WHAT TO WORK ON:
**a)** According to the Nachum Shifren article, in what year and at which yeshiva was Shifren ordained to the rabbinate?
**b)** Please quote the Nachum Shifren article word for word, everything from "A native of" down to "at the beach.".
**c)** Name every language the Nachum Shifren article says Shifren is fluent in.

PAGE TEXT:
= Nachum Shifren =

American rabbi and surfer (born c. 1951)

Rabbi Nachum Shifren (Hebrew: נחום שיפרן; born c. 1951), also known as the "Surfing Rabbi," is an Orthodox Lubavitcher Chassidic rabbi, published author and surfer.

==Biography==

A native of southern California, Shifren grew up in the San Fernando Valley, where he learned to surf as a youth. He worked as a lifeguard in Malibu as a young man, a time in his life when he was not religious. It was there that he met his mentor, Baywatch rescue boat skipper, Tommy Zahn. Shifren credits Zahn with instilling in him an "ethos of toughness and hard work, as well as a passion for competitive paddle boarding." Schifren has since completed the 32 mile Catalina Classic Paddle board race three times. He began his path to religiosity when he met an Australian rabbi who liked to bodysurf and performed sacraments at the beach.

Shifren received a Bachelor of Arts degree from the University of California, Santa Barbara in Spanish and German Literature. He continued graduate studies in West Germany at the University of Göttingen. Shifren is fluent in English, Spanish, German, Hebrew, and Yiddish. He attended Toras Chayim Yeshiva in Jerusalem and Yeshivat Tomchei Tmimim in Kfar Chabad, Israel, where in 1990 he was ordained to the rabbinate.

When he returned to the United States, Shifren worked as a teacher in the Los Angeles Unified School District where he taught Spanish language and literature.

Numerous print and broadcast media have done stories about Shifren and his "Surfing Rabbi" persona. He founded Jewish Surfers International and the Surf & Soul newsletter. He frequently uses surfing imagery to make religious points. "There's no way a skier can get the same connection with the Creator," Shifren told Salon in 1999. "The ocean is the first act of creation, while snow is not an act of creation. Skiers don't have the mountain chasing them, but the mountain of a wave chases surfers. They struggle against currents as they ride waves that have been around since time immemorial."

He leads annual "Kosher Surf Camp" trips to Costa Rica. He has written two books, Surfing Rabbi: A Kabbalistic Quest for Soul and Surfers Who Don't Surf.

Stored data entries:

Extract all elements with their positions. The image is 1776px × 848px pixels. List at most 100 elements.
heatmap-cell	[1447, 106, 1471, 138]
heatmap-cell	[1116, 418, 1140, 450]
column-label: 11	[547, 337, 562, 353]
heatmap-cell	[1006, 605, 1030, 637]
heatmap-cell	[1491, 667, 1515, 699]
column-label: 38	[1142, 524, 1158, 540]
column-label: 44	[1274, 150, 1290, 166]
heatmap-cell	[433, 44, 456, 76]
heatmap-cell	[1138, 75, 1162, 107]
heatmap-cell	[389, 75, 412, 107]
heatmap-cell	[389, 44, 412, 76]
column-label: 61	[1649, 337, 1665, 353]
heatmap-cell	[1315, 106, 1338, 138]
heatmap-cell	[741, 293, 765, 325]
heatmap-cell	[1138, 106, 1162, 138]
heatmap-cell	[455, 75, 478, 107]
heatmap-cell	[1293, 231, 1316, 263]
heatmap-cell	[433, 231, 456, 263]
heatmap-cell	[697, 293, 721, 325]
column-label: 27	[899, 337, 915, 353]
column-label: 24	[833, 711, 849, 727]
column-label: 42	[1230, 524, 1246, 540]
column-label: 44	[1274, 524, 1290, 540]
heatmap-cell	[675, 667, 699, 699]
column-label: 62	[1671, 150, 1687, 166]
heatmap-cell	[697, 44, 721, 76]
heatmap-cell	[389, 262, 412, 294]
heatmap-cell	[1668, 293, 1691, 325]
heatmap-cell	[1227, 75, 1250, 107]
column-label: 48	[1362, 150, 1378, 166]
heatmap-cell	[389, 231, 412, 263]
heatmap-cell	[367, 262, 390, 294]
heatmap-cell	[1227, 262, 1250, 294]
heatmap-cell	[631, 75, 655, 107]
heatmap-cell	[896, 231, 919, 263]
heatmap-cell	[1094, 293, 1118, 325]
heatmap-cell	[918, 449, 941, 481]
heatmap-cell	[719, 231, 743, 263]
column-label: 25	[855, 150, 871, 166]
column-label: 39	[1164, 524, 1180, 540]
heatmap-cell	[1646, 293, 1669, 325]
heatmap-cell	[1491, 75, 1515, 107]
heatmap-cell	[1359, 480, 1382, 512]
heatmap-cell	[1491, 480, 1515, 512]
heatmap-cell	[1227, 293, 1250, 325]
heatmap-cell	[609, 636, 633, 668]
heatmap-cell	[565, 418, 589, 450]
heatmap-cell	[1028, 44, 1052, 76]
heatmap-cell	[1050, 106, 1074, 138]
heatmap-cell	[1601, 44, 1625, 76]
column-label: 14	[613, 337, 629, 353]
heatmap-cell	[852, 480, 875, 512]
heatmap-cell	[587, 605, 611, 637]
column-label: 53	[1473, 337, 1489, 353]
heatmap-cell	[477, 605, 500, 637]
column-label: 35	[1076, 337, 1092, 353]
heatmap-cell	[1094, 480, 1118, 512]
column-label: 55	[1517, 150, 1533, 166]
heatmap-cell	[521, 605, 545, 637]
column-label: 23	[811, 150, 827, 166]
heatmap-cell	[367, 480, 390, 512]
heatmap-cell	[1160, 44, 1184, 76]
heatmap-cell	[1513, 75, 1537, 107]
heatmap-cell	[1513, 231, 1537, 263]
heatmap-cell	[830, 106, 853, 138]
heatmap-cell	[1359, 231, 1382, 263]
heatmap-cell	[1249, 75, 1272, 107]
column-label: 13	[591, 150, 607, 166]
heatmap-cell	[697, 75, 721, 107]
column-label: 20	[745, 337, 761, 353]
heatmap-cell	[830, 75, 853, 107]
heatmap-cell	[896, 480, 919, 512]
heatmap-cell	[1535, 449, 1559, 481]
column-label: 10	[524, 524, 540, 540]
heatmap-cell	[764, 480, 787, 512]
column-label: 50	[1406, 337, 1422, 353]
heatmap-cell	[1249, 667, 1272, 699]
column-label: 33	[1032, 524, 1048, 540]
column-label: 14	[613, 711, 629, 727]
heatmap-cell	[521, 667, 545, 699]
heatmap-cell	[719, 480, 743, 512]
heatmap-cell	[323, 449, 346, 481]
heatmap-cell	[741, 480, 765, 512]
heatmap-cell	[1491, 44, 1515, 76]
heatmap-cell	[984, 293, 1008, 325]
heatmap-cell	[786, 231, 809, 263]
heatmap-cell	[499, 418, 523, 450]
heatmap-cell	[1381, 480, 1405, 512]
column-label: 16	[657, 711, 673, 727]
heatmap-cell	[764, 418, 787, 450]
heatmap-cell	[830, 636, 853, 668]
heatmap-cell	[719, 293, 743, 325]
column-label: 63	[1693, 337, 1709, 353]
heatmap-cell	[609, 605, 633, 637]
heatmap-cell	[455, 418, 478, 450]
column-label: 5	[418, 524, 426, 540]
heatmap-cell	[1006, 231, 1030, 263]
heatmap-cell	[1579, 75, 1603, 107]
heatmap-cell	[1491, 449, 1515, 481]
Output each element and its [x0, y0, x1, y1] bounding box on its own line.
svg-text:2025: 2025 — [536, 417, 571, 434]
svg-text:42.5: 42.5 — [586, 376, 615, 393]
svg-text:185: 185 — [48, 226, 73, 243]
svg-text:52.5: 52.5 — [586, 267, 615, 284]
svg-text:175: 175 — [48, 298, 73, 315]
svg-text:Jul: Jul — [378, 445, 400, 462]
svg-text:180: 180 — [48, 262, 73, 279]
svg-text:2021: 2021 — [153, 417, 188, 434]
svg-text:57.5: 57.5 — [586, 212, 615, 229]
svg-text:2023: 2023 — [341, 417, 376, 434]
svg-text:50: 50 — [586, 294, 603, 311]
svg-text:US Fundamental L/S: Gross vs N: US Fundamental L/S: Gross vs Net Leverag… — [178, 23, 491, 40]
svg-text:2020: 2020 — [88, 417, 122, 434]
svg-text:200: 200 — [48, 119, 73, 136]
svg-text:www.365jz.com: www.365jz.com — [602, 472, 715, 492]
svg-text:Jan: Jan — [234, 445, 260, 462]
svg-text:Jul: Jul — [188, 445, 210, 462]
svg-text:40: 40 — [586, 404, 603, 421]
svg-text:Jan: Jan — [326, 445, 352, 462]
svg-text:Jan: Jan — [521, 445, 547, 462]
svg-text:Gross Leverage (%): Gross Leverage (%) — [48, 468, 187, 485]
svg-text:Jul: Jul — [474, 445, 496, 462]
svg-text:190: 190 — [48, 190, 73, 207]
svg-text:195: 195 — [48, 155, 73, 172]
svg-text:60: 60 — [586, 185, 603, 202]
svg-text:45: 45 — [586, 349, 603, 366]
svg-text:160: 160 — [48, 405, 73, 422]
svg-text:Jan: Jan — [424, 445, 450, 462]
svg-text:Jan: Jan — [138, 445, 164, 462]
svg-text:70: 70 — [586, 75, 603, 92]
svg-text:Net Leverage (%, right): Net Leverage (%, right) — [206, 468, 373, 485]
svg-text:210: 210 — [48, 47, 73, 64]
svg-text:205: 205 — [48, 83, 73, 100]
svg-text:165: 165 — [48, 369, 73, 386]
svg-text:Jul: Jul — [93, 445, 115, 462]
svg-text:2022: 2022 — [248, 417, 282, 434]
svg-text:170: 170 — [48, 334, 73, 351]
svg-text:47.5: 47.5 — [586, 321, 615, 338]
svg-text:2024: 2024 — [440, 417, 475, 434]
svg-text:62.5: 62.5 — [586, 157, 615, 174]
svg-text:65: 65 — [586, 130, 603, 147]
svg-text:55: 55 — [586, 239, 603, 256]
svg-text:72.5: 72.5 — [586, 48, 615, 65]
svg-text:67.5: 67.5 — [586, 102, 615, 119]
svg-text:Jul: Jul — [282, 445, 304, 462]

ANSWER SECTION:
**a)** He was ordained in 1990 at Yeshivat Tomchei Tmimim in Kfar Chabad, Israel.

**b)**
A native of southern California, Shifren grew up in the San Fernando Valley, where he learned to surf as a youth. He worked as a lifeguard in Malibu as a young man, a time in his life when he was not religious. It was there that he met his mentor, Baywatch rescue boat skipper, Tommy Zahn. Shifren credits Zahn with instilling in him an "ethos of toughness and hard work, as well as a passion for competitive paddle boarding." Schifren has since completed the 32 mile Catalina Classic Paddle board race three times. He began his path to religiosity when he met an Australian rabbi who liked to bodysurf and performed sacraments at the beach.

**c)** English, Spanish, German, Hebrew, Yiddish